(Structured figure records)
-- START --

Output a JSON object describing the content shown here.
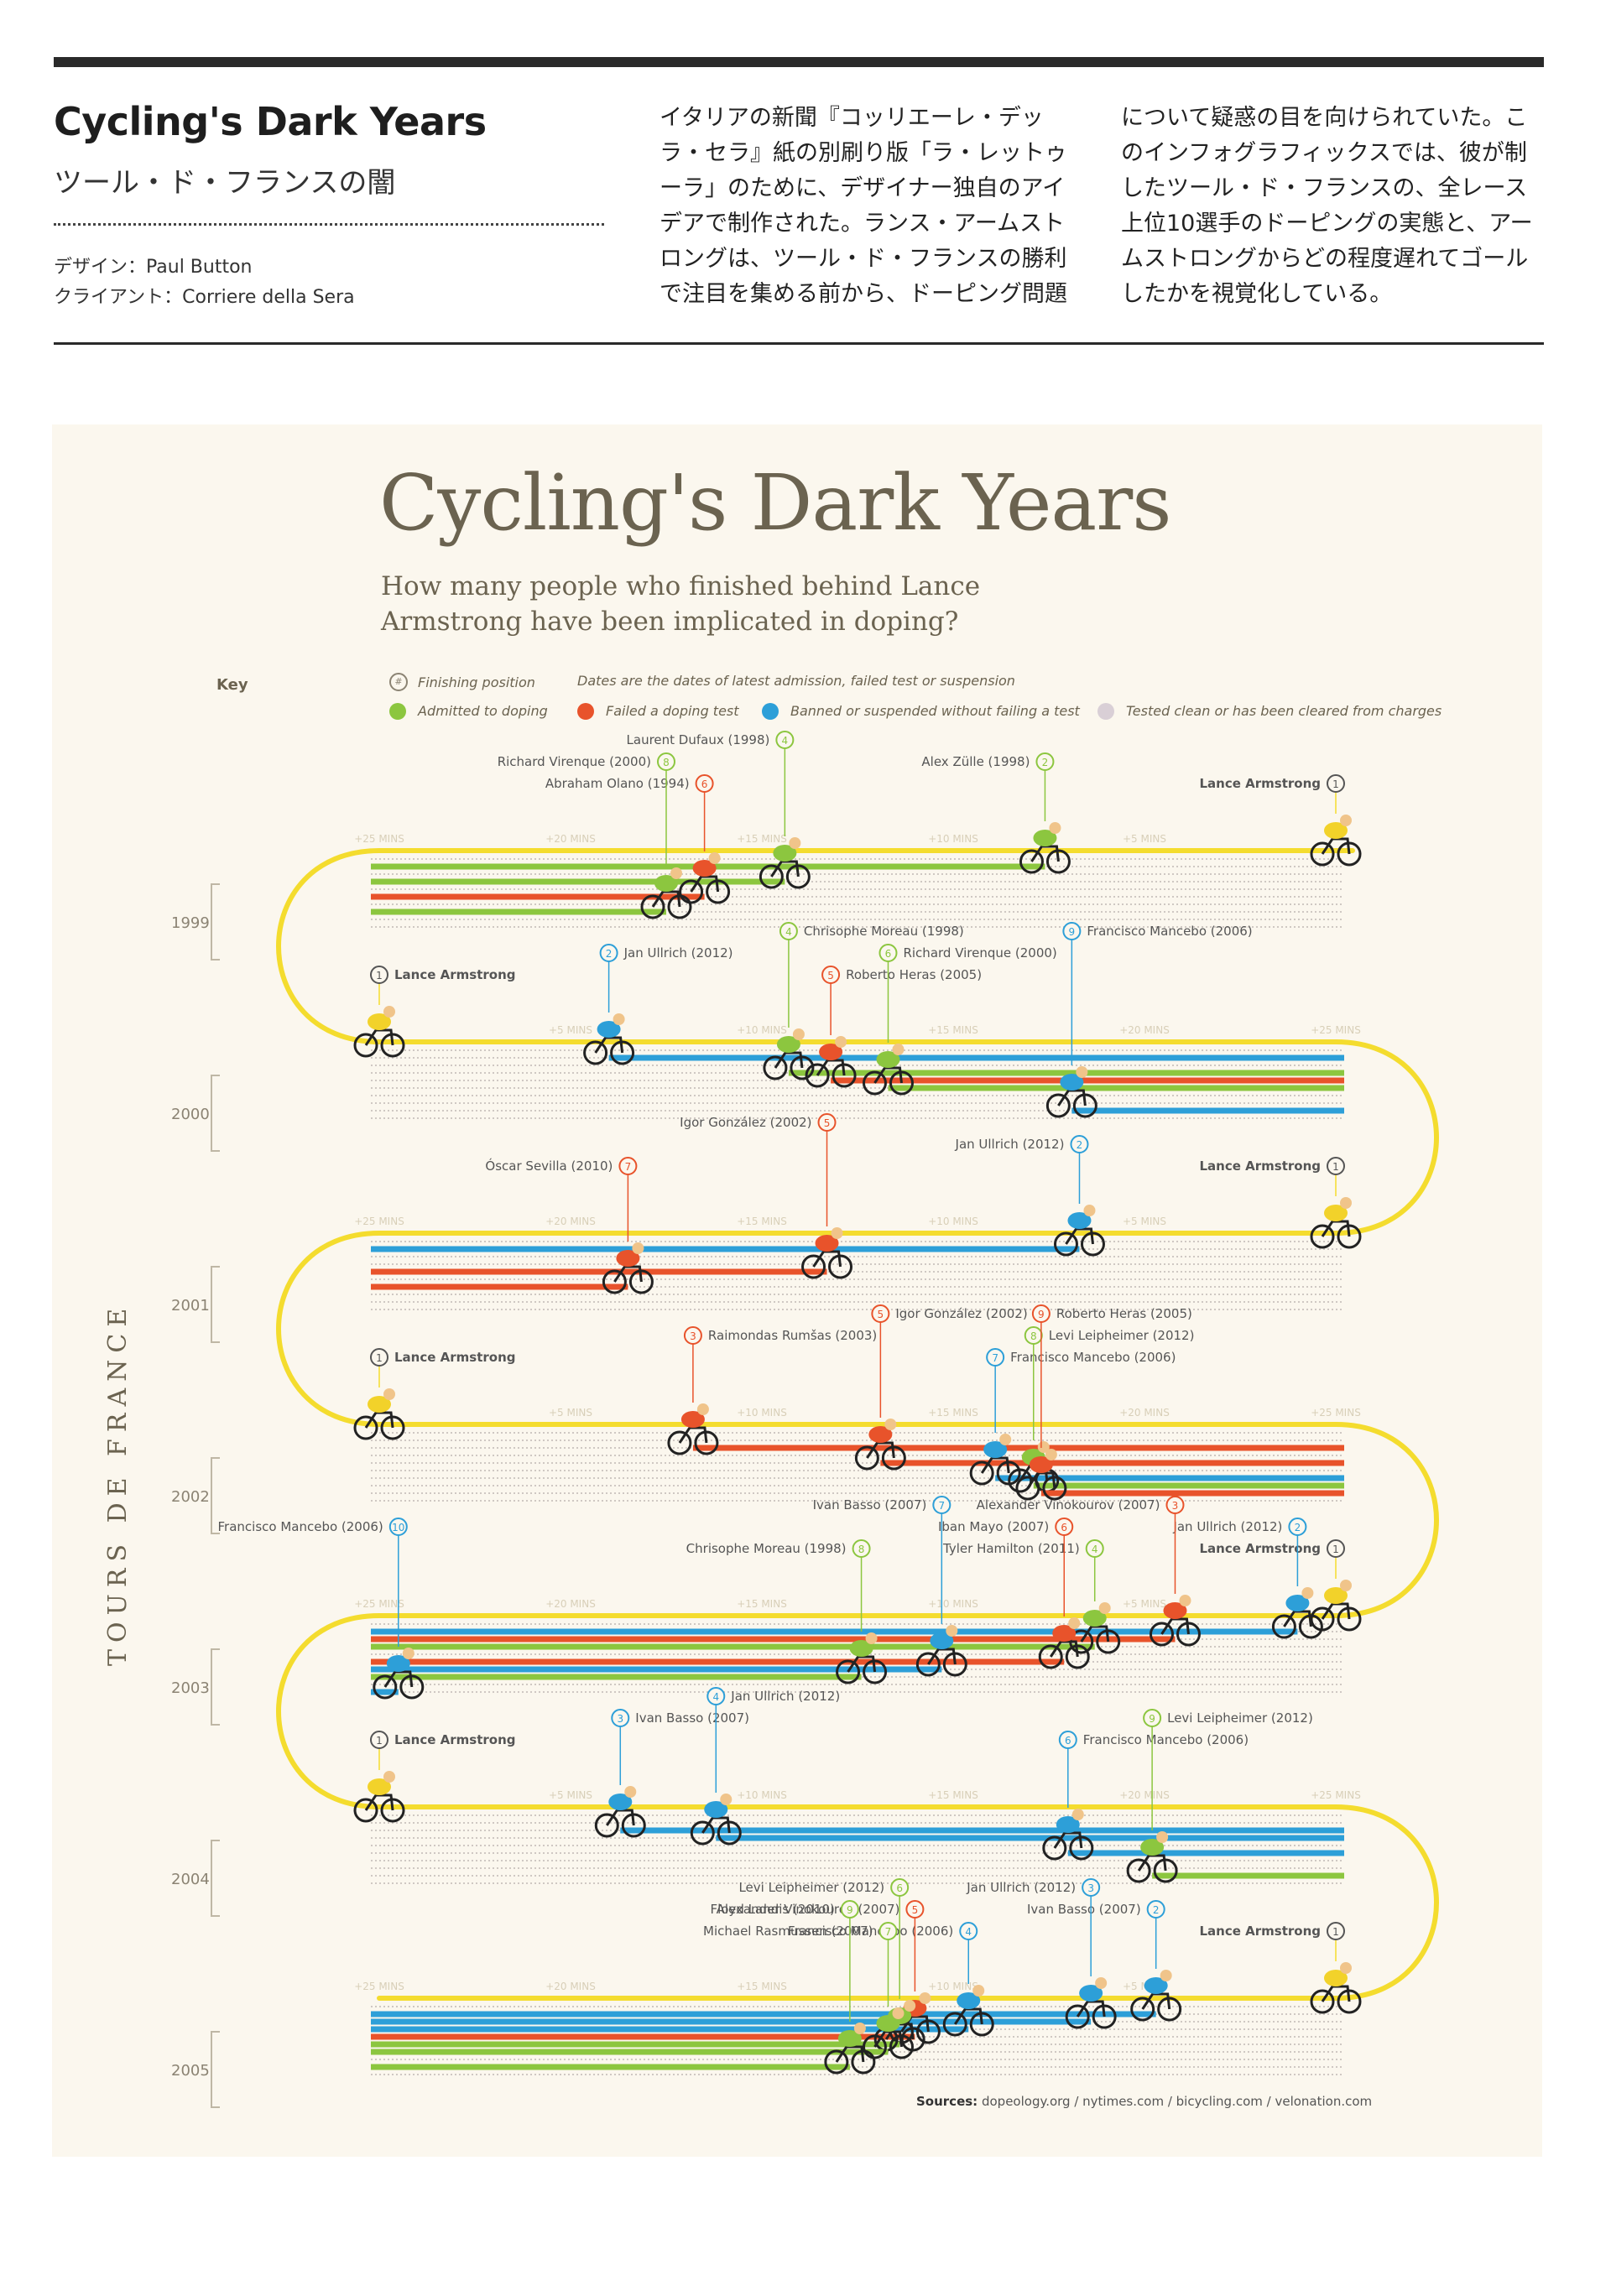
{
  "header": {
    "title": "Cycling's Dark Years",
    "subtitle": "ツール・ド・フランスの闇",
    "design_credit": "デザイン：Paul Button",
    "client_credit": "クライアント：Corriere della Sera",
    "description_col1": "イタリアの新聞『コッリエーレ・デッラ・セラ』紙の別刷り版「ラ・レットゥーラ」のために、デザイナー独自のアイデアで制作された。ランス・アームストロングは、ツール・ド・フランスの勝利で注目を集める前から、ドーピング問題",
    "description_col2": "について疑惑の目を向けられていた。このインフォグラフィックスでは、彼が制したツール・ド・フランスの、全レース上位10選手のドーピングの実態と、アームストロングからどの程度遅れてゴールしたかを視覚化している。"
  },
  "chart": {
    "title": "Cycling's Dark Years",
    "subtitle": "How many people who finished behind Lance Armstrong have been implicated in doping?",
    "axis_label": "TOURS DE FRANCE",
    "sources_label": "Sources:",
    "sources": "dopeology.org / nytimes.com / bicycling.com / velonation.com",
    "key": {
      "title": "Key",
      "finishing_position": "Finishing position",
      "dates_note": "Dates are the dates of latest admission, failed test or suspension",
      "admitted": "Admitted to doping",
      "failed": "Failed a doping test",
      "banned": "Banned or suspended without failing a test",
      "clean": "Tested clean or has been cleared from charges"
    },
    "colors": {
      "admitted": "#8cc63f",
      "failed": "#e8532b",
      "banned": "#2d9fd8",
      "clean": "#d9cfd6",
      "road": "#f4dc2e",
      "text": "#6b6350"
    },
    "minute_markers": [
      "+25 MINS",
      "+20 MINS",
      "+15 MINS",
      "+10 MINS",
      "+5 MINS"
    ]
  },
  "chart_data": {
    "type": "table",
    "years": [
      {
        "year": "1999",
        "direction": "rtl",
        "riders": [
          {
            "pos": 1,
            "name": "Lance Armstrong",
            "date": "",
            "status": "leader",
            "minutes": 0
          },
          {
            "pos": 2,
            "name": "Alex Zülle",
            "date": "1998",
            "status": "admitted",
            "minutes": 7.6
          },
          {
            "pos": 4,
            "name": "Laurent Dufaux",
            "date": "1998",
            "status": "admitted",
            "minutes": 14.4
          },
          {
            "pos": 6,
            "name": "Abraham Olano",
            "date": "1994",
            "status": "failed",
            "minutes": 16.5
          },
          {
            "pos": 8,
            "name": "Richard Virenque",
            "date": "2000",
            "status": "admitted",
            "minutes": 17.5
          }
        ]
      },
      {
        "year": "2000",
        "direction": "ltr",
        "riders": [
          {
            "pos": 1,
            "name": "Lance Armstrong",
            "date": "",
            "status": "leader",
            "minutes": 0
          },
          {
            "pos": 2,
            "name": "Jan Ullrich",
            "date": "2012",
            "status": "banned",
            "minutes": 6.0
          },
          {
            "pos": 4,
            "name": "Chrisophe Moreau",
            "date": "1998",
            "status": "admitted",
            "minutes": 10.7
          },
          {
            "pos": 5,
            "name": "Roberto Heras",
            "date": "2005",
            "status": "failed",
            "minutes": 11.8
          },
          {
            "pos": 6,
            "name": "Richard Virenque",
            "date": "2000",
            "status": "admitted",
            "minutes": 13.3
          },
          {
            "pos": 9,
            "name": "Francisco Mancebo",
            "date": "2006",
            "status": "banned",
            "minutes": 18.1
          }
        ]
      },
      {
        "year": "2001",
        "direction": "rtl",
        "riders": [
          {
            "pos": 1,
            "name": "Lance Armstrong",
            "date": "",
            "status": "leader",
            "minutes": 0
          },
          {
            "pos": 2,
            "name": "Jan Ullrich",
            "date": "2012",
            "status": "banned",
            "minutes": 6.7
          },
          {
            "pos": 5,
            "name": "Igor González",
            "date": "2002",
            "status": "failed",
            "minutes": 13.3
          },
          {
            "pos": 7,
            "name": "Óscar Sevilla",
            "date": "2010",
            "status": "failed",
            "minutes": 18.5
          }
        ]
      },
      {
        "year": "2002",
        "direction": "ltr",
        "riders": [
          {
            "pos": 1,
            "name": "Lance Armstrong",
            "date": "",
            "status": "leader",
            "minutes": 0
          },
          {
            "pos": 3,
            "name": "Raimondas Rumšas",
            "date": "2003",
            "status": "failed",
            "minutes": 8.2
          },
          {
            "pos": 5,
            "name": "Igor González",
            "date": "2002",
            "status": "failed",
            "minutes": 13.1
          },
          {
            "pos": 7,
            "name": "Francisco Mancebo",
            "date": "2006",
            "status": "banned",
            "minutes": 16.1
          },
          {
            "pos": 8,
            "name": "Levi Leipheimer",
            "date": "2012",
            "status": "admitted",
            "minutes": 17.1
          },
          {
            "pos": 9,
            "name": "Roberto Heras",
            "date": "2005",
            "status": "failed",
            "minutes": 17.3
          }
        ]
      },
      {
        "year": "2003",
        "direction": "rtl",
        "riders": [
          {
            "pos": 1,
            "name": "Lance Armstrong",
            "date": "",
            "status": "leader",
            "minutes": 0
          },
          {
            "pos": 2,
            "name": "Jan Ullrich",
            "date": "2012",
            "status": "banned",
            "minutes": 1.0
          },
          {
            "pos": 3,
            "name": "Alexander Vinokourov",
            "date": "2007",
            "status": "failed",
            "minutes": 4.2
          },
          {
            "pos": 4,
            "name": "Tyler Hamilton",
            "date": "2011",
            "status": "admitted",
            "minutes": 6.3
          },
          {
            "pos": 6,
            "name": "Iban Mayo",
            "date": "2007",
            "status": "failed",
            "minutes": 7.1
          },
          {
            "pos": 7,
            "name": "Ivan Basso",
            "date": "2007",
            "status": "banned",
            "minutes": 10.3
          },
          {
            "pos": 8,
            "name": "Chrisophe Moreau",
            "date": "1998",
            "status": "admitted",
            "minutes": 12.4
          },
          {
            "pos": 10,
            "name": "Francisco Mancebo",
            "date": "2006",
            "status": "banned",
            "minutes": 24.5
          }
        ]
      },
      {
        "year": "2004",
        "direction": "ltr",
        "riders": [
          {
            "pos": 1,
            "name": "Lance Armstrong",
            "date": "",
            "status": "leader",
            "minutes": 0
          },
          {
            "pos": 3,
            "name": "Ivan Basso",
            "date": "2007",
            "status": "banned",
            "minutes": 6.3
          },
          {
            "pos": 4,
            "name": "Jan Ullrich",
            "date": "2012",
            "status": "banned",
            "minutes": 8.8
          },
          {
            "pos": 6,
            "name": "Francisco Mancebo",
            "date": "2006",
            "status": "banned",
            "minutes": 18.0
          },
          {
            "pos": 9,
            "name": "Levi Leipheimer",
            "date": "2012",
            "status": "admitted",
            "minutes": 20.2
          }
        ]
      },
      {
        "year": "2005",
        "direction": "rtl",
        "riders": [
          {
            "pos": 1,
            "name": "Lance Armstrong",
            "date": "",
            "status": "leader",
            "minutes": 0
          },
          {
            "pos": 2,
            "name": "Ivan Basso",
            "date": "2007",
            "status": "banned",
            "minutes": 4.7
          },
          {
            "pos": 3,
            "name": "Jan Ullrich",
            "date": "2012",
            "status": "banned",
            "minutes": 6.4
          },
          {
            "pos": 4,
            "name": "Francisco Mancebo",
            "date": "2006",
            "status": "banned",
            "minutes": 9.6
          },
          {
            "pos": 5,
            "name": "Alexander Vinokourov",
            "date": "2007",
            "status": "failed",
            "minutes": 11.0
          },
          {
            "pos": 6,
            "name": "Levi Leipheimer",
            "date": "2012",
            "status": "admitted",
            "minutes": 11.4
          },
          {
            "pos": 7,
            "name": "Michael Rasmussen",
            "date": "2007",
            "status": "admitted",
            "minutes": 11.7
          },
          {
            "pos": 9,
            "name": "Floyd Landis",
            "date": "2010",
            "status": "admitted",
            "minutes": 12.7
          }
        ]
      }
    ]
  }
}
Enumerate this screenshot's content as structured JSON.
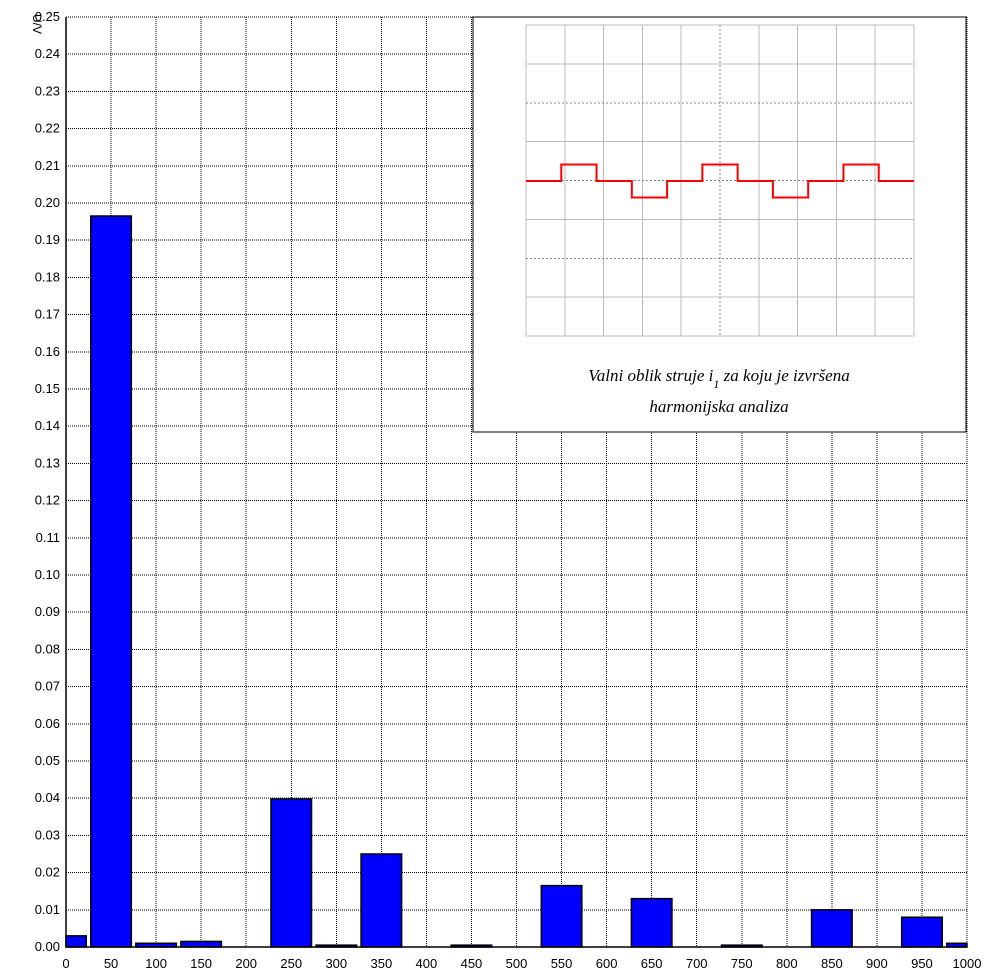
{
  "chart_data": {
    "type": "bar",
    "ylabel": "U/V",
    "xlabel": "",
    "xlim": [
      0,
      1000
    ],
    "ylim": [
      0,
      0.25
    ],
    "grid": true,
    "bar_color": "#0000ff",
    "xticks": [
      "0",
      "50",
      "100",
      "150",
      "200",
      "250",
      "300",
      "350",
      "400",
      "450",
      "500",
      "550",
      "600",
      "650",
      "700",
      "750",
      "800",
      "850",
      "900",
      "950",
      "1000"
    ],
    "yticks": [
      "0.00",
      "0.01",
      "0.02",
      "0.03",
      "0.04",
      "0.05",
      "0.06",
      "0.07",
      "0.08",
      "0.09",
      "0.10",
      "0.11",
      "0.12",
      "0.13",
      "0.14",
      "0.15",
      "0.16",
      "0.17",
      "0.18",
      "0.19",
      "0.20",
      "0.21",
      "0.22",
      "0.23",
      "0.24",
      "0.25"
    ],
    "bars": [
      {
        "x": 0,
        "y": 0.003
      },
      {
        "x": 50,
        "y": 0.1965
      },
      {
        "x": 100,
        "y": 0.001
      },
      {
        "x": 150,
        "y": 0.0015
      },
      {
        "x": 250,
        "y": 0.0398
      },
      {
        "x": 300,
        "y": 0.0005
      },
      {
        "x": 350,
        "y": 0.025
      },
      {
        "x": 450,
        "y": 0.0005
      },
      {
        "x": 550,
        "y": 0.0165
      },
      {
        "x": 650,
        "y": 0.013
      },
      {
        "x": 750,
        "y": 0.0005
      },
      {
        "x": 850,
        "y": 0.01
      },
      {
        "x": 950,
        "y": 0.008
      },
      {
        "x": 1000,
        "y": 0.001
      }
    ],
    "inset": {
      "caption_line1_prefix": "Valni oblik struje i",
      "caption_subscript": "1",
      "caption_line1_suffix": " za koju  je izvršena",
      "caption_line2": "harmonijska analiza",
      "waveform_color": "#ff0000",
      "waveform_levels": [
        0,
        1,
        0,
        -1,
        0,
        1,
        0,
        -1,
        0,
        1,
        0
      ]
    }
  }
}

-- END --

[Requirements]
Above are the records. Identify each line that contains the word "subtitle".

[Solution to the problem]
    "subtitle": "ツール・ド・フランスの闇",
    "subtitle": "How many people who finished behind Lance Armstrong have been implicated in doping?",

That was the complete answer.